[START OF Text shown]
Sun 19.02.
20:30
Cinema
Arsenal 1
Director
Cana Bilir-Meier
Germany / 2023
18 min.
/ Original version with English subtitles
Original language
German, Bengali, English
In 1986 the Muhammad Iqbal Monument was erected in Munich, commemorating the poet, philosopher, and mentor of the independent postcolonial state of Pakistan. Iqbal, who completed his doctorate in Munich in 1907, lived in Bavaria for many years and died in Pakistan in 1938.
In 1962 Gani Bilir arrived in Kiel as a so-called Gastarbeiter. His payslips, which are visible in the film, are discovered by the filmmaker in the family archive. They are a document of the inhumane working conditions of migrant workers and their lack of recognition as humans in Germany.
A variety of places, moments, and snatches of historical memory are woven in the film into a particular decolonial view of our time. The telling of history and the politics of memory in Germany are oriented to a white dominant society. The longings, experiences, or struggles of Black people, People of Color, Indigenous people, and migrants are marginalized. Three sisters, Saboura, Basira, and Kirat, gather at historically significant sites in Bavarian history. They approach these stories with their own biographies and the sculptures by the artist Ahu Dural. As poets, the children of migrant workers, thinkers they stand for the many stories of resistance and biographies of the in-between world.
Director
Mary Helena Clark
USA / 2022
19 min.
[END OF Text shown]
[START OF Entries]
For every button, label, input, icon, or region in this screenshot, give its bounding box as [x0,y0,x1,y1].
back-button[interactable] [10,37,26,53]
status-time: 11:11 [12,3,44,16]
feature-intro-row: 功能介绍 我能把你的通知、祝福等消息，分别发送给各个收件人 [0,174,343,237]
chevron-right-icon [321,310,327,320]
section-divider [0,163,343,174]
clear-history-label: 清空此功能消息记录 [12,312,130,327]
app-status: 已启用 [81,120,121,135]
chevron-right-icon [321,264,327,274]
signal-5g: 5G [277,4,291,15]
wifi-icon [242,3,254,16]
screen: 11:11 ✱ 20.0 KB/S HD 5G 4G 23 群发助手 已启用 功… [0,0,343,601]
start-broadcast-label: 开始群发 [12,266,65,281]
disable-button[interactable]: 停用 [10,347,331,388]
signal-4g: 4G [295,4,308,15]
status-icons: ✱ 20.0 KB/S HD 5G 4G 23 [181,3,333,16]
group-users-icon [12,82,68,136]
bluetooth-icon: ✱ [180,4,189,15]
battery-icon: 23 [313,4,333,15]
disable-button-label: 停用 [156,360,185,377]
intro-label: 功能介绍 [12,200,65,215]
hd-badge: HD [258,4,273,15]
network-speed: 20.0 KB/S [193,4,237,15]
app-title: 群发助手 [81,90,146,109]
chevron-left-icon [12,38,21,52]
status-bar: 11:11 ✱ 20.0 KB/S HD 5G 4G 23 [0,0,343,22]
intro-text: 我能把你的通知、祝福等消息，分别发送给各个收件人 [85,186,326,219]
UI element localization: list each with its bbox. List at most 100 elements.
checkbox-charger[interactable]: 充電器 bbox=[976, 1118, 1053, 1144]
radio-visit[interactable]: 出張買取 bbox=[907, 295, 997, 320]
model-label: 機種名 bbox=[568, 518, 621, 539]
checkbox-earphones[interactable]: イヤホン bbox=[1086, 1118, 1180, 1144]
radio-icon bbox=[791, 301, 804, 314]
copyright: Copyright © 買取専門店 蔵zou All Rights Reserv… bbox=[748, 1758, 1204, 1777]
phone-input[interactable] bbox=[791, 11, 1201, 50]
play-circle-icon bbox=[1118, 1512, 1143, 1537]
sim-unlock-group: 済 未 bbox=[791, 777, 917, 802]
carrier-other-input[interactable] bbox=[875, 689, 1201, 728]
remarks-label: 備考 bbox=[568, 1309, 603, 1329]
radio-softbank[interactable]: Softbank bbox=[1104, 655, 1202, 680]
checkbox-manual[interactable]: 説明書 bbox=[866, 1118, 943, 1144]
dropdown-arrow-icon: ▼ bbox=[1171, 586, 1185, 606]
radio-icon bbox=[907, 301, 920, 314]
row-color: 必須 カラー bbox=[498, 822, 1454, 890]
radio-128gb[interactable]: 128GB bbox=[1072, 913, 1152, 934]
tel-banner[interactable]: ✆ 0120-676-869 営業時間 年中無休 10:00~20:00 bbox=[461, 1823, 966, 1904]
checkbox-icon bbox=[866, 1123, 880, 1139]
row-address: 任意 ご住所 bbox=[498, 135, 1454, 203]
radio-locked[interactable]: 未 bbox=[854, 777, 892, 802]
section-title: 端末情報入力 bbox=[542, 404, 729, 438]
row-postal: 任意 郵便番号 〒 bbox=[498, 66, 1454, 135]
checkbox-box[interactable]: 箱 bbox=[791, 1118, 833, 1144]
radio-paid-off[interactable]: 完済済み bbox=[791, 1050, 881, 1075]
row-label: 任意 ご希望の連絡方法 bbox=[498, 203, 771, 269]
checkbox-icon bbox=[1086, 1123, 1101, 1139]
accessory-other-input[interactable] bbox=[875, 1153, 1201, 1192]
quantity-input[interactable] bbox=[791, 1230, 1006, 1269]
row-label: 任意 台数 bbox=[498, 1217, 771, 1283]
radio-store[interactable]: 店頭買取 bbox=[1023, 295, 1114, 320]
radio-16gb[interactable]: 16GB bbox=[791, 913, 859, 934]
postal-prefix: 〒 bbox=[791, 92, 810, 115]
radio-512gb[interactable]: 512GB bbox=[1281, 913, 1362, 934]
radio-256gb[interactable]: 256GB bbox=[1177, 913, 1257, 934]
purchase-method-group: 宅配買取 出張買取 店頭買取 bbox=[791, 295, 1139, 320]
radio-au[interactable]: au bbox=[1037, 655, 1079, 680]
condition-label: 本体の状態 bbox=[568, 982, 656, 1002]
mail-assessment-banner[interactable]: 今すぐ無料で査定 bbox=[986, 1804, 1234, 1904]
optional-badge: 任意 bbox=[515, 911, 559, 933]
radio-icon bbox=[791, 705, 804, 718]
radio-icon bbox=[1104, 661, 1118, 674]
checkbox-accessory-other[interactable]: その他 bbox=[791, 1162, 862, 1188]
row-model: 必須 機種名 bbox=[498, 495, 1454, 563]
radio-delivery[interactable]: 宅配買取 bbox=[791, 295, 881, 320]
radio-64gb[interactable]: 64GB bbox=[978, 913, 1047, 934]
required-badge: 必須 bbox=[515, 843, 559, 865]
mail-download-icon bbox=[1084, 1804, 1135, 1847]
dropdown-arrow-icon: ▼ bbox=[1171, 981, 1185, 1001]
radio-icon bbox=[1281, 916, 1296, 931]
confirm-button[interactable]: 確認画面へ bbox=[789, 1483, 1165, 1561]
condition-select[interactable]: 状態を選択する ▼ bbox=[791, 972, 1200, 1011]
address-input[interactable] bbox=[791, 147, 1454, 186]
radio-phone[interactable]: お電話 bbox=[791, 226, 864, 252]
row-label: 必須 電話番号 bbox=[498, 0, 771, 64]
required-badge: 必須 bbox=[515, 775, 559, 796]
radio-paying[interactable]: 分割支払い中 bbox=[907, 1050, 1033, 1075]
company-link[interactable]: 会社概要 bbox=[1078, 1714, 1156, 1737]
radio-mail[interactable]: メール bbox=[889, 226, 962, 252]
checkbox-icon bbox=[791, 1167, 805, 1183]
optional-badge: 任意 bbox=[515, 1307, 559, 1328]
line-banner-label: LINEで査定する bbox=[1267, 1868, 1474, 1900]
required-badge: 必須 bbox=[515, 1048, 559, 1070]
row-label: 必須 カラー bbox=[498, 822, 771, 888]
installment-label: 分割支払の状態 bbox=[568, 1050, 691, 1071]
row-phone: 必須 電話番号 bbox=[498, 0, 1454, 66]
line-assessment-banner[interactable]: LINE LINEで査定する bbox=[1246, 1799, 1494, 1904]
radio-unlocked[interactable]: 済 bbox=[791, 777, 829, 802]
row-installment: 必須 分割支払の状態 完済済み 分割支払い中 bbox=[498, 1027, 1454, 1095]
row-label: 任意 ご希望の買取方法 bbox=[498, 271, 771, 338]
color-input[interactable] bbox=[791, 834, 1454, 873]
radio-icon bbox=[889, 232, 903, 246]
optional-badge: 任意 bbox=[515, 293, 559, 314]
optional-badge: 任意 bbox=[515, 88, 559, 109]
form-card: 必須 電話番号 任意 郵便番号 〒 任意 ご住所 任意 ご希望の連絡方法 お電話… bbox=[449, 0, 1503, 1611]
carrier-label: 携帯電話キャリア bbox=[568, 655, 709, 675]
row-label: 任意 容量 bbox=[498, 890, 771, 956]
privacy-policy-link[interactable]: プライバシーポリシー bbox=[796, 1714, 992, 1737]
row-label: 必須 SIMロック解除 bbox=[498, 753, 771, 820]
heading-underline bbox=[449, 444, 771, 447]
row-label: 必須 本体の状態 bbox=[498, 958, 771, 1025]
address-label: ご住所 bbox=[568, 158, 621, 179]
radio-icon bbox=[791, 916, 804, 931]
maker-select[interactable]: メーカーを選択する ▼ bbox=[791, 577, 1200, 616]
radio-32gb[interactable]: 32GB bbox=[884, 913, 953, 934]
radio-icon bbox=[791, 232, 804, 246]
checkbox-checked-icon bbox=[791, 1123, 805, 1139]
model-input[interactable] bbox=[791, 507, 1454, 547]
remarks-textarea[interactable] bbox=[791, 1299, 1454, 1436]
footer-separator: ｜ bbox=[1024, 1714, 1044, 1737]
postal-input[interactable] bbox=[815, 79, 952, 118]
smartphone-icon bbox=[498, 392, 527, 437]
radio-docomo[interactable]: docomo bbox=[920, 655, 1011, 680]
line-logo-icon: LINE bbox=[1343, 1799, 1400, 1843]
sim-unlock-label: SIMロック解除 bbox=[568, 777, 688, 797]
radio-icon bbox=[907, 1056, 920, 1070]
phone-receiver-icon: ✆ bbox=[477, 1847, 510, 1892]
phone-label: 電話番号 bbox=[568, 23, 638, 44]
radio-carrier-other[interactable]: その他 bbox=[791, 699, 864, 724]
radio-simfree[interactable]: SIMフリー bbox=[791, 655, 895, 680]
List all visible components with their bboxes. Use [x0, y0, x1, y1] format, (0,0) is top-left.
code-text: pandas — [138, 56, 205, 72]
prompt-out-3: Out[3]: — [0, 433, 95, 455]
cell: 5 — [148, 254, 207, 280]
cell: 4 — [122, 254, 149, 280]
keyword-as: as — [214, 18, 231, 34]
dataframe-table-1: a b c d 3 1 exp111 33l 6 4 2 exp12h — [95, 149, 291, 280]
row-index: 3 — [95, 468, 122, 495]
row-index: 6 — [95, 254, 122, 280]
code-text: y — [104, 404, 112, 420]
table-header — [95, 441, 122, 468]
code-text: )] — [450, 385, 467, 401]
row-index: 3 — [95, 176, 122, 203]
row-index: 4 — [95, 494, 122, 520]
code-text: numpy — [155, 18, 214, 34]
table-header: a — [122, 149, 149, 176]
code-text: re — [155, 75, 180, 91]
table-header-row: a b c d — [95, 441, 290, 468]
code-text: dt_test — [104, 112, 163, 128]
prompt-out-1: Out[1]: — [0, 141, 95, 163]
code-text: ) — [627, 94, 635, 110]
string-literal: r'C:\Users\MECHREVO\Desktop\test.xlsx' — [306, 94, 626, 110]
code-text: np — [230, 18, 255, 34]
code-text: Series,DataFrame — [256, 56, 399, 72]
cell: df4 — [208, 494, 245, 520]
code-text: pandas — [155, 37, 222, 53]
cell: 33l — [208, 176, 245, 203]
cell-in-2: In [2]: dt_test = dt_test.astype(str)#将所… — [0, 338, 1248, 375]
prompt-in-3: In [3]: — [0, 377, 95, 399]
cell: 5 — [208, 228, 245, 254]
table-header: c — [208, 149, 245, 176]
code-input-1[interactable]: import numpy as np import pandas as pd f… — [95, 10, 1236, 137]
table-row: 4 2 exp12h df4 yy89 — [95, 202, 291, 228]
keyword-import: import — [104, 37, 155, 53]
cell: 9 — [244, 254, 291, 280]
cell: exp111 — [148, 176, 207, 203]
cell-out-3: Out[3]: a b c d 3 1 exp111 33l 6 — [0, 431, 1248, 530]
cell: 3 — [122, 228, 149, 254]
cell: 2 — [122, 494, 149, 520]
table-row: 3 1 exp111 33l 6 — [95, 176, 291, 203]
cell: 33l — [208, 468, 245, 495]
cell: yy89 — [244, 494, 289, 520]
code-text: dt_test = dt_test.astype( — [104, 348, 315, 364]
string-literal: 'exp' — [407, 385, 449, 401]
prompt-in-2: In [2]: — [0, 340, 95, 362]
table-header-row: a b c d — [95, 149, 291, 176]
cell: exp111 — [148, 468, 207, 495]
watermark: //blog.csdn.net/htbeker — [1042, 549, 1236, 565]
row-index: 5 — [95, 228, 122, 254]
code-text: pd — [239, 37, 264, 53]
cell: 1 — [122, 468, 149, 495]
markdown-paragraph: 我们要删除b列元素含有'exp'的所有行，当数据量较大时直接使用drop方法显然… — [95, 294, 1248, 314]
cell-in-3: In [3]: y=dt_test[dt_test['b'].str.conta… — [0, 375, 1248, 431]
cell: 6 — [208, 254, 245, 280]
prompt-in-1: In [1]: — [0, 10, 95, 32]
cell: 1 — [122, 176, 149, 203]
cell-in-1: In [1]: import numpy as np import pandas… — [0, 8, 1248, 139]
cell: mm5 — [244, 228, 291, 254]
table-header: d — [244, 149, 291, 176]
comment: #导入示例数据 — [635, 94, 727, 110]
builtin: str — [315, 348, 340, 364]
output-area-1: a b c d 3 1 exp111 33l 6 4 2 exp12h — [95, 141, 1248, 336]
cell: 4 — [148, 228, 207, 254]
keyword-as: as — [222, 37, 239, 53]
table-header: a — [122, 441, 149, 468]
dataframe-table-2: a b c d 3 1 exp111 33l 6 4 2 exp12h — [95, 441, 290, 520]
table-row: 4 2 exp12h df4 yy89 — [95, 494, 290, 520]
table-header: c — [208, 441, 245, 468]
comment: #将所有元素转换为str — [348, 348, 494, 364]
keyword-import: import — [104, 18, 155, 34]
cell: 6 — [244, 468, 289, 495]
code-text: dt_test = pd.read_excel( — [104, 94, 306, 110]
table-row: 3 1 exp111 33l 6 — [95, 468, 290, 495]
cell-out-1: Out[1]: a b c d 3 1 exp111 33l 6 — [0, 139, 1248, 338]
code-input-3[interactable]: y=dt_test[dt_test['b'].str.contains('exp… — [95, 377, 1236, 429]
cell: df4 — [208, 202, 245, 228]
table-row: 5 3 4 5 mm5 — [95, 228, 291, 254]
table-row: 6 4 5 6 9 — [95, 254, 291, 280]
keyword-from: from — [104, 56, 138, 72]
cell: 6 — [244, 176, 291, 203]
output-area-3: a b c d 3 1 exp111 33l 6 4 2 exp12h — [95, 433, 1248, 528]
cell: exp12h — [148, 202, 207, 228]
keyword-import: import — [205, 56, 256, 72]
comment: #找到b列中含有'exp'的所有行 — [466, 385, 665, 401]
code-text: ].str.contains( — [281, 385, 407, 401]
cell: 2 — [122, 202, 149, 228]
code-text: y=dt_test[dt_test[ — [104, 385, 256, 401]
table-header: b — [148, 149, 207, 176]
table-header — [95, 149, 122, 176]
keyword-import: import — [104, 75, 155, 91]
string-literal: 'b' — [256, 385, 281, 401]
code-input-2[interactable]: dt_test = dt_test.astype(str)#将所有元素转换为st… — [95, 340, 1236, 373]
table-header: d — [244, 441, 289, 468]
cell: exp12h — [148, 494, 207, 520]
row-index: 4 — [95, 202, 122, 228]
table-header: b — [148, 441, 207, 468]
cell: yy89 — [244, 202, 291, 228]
[END OF Entries]
> **What is being asked**:
Answer these from the film listing:
(a) In what city and year did Muhammad Iqbal complete his doctorate?
(b) In what year did Gani Bilir arrive in Kiel?
(c) What is the running time of the film directed by Cana Bilir-Meier?

> **Task result**:
(a) Munich, 1907
(b) 1962
(c) 18 minutes